====== Listed records ======
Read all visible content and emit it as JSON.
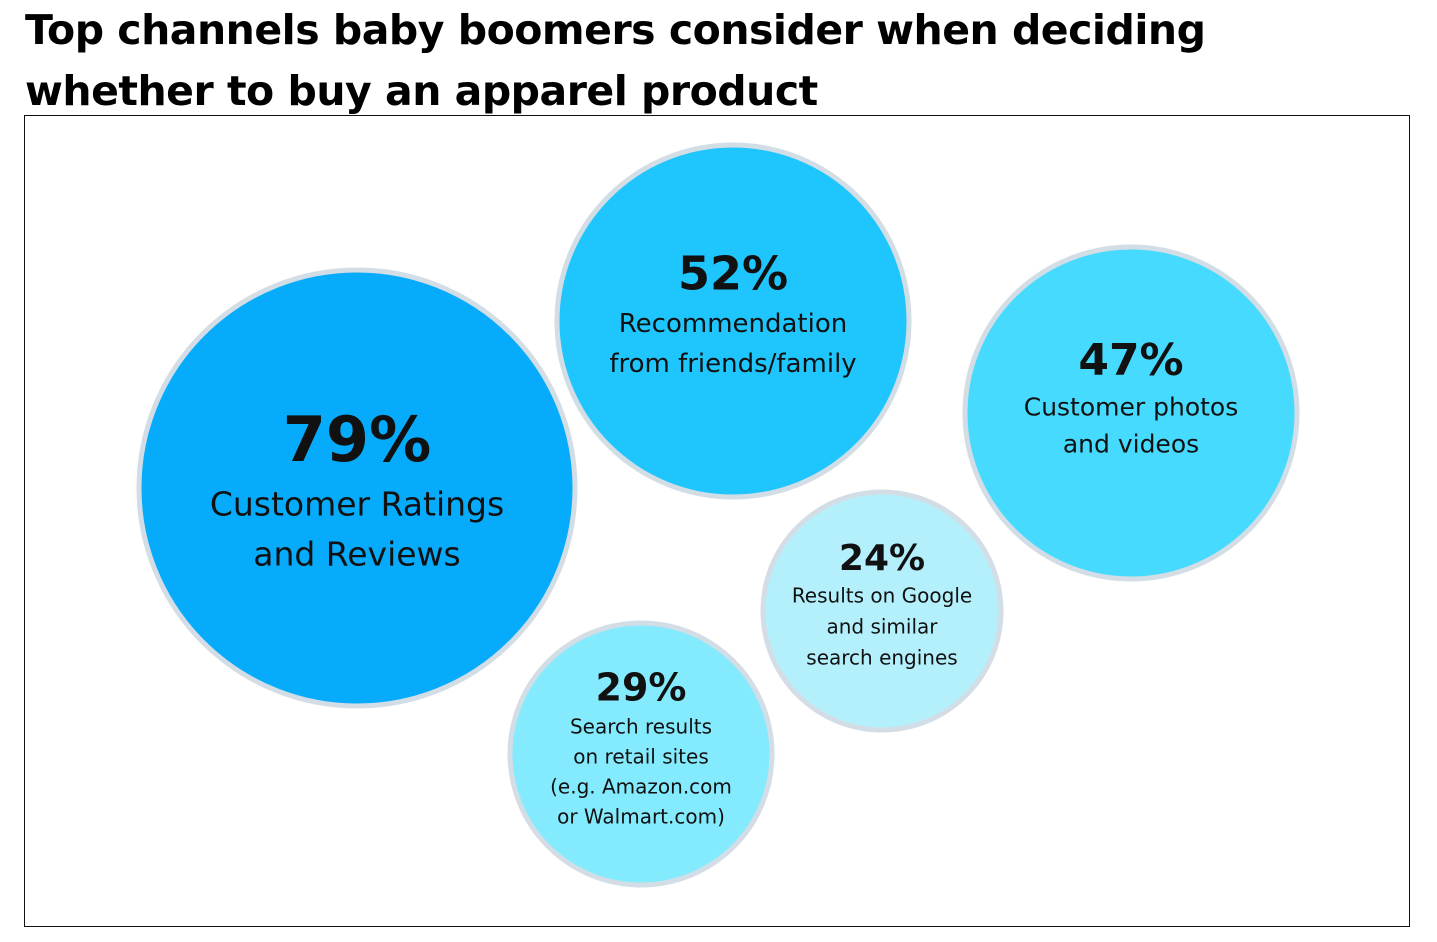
{
  "chart_data": {
    "type": "bubble",
    "title": "Top channels baby boomers consider when deciding whether to buy an apparel product",
    "title_lines": [
      "Top channels baby boomers consider when deciding",
      "whether to buy an apparel product"
    ],
    "unit": "%",
    "bubbles": [
      {
        "value": 79,
        "label_text": "79%",
        "label": "Customer Ratings and Reviews",
        "label_lines": [
          "Customer Ratings",
          "and Reviews"
        ],
        "color": "#06abfb"
      },
      {
        "value": 52,
        "label_text": "52%",
        "label": "Recommendation from friends/family",
        "label_lines": [
          "Recommendation",
          "from friends/family"
        ],
        "color": "#1ec6fd"
      },
      {
        "value": 47,
        "label_text": "47%",
        "label": "Customer photos and videos",
        "label_lines": [
          "Customer photos",
          "and videos"
        ],
        "color": "#46daff"
      },
      {
        "value": 29,
        "label_text": "29%",
        "label": "Search results on retail sites (e.g. Amazon.com or Walmart.com)",
        "label_lines": [
          "Search results",
          "on retail sites",
          "(e.g. Amazon.com",
          "or Walmart.com)"
        ],
        "color": "#84ebfe"
      },
      {
        "value": 24,
        "label_text": "24%",
        "label": "Results on Google and similar search engines",
        "label_lines": [
          "Results on Google",
          "and similar",
          "search engines"
        ],
        "color": "#b4f0fc"
      }
    ],
    "bubble_border_color": "#d3dde5"
  }
}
======
Leaving aside the images, write out the entries above word for word.

[Result for this exercise]:
Read all visible content and emit it as JSON.
{
  "chart_data": {
    "type": "bubble",
    "title": "Top channels baby boomers consider when deciding whether to buy an apparel product",
    "title_lines": [
      "Top channels baby boomers consider when deciding",
      "whether to buy an apparel product"
    ],
    "unit": "%",
    "bubbles": [
      {
        "value": 79,
        "label_text": "79%",
        "label": "Customer Ratings and Reviews",
        "label_lines": [
          "Customer Ratings",
          "and Reviews"
        ],
        "color": "#06abfb"
      },
      {
        "value": 52,
        "label_text": "52%",
        "label": "Recommendation from friends/family",
        "label_lines": [
          "Recommendation",
          "from friends/family"
        ],
        "color": "#1ec6fd"
      },
      {
        "value": 47,
        "label_text": "47%",
        "label": "Customer photos and videos",
        "label_lines": [
          "Customer photos",
          "and videos"
        ],
        "color": "#46daff"
      },
      {
        "value": 29,
        "label_text": "29%",
        "label": "Search results on retail sites (e.g. Amazon.com or Walmart.com)",
        "label_lines": [
          "Search results",
          "on retail sites",
          "(e.g. Amazon.com",
          "or Walmart.com)"
        ],
        "color": "#84ebfe"
      },
      {
        "value": 24,
        "label_text": "24%",
        "label": "Results on Google and similar search engines",
        "label_lines": [
          "Results on Google",
          "and similar",
          "search engines"
        ],
        "color": "#b4f0fc"
      }
    ],
    "bubble_border_color": "#d3dde5"
  }
}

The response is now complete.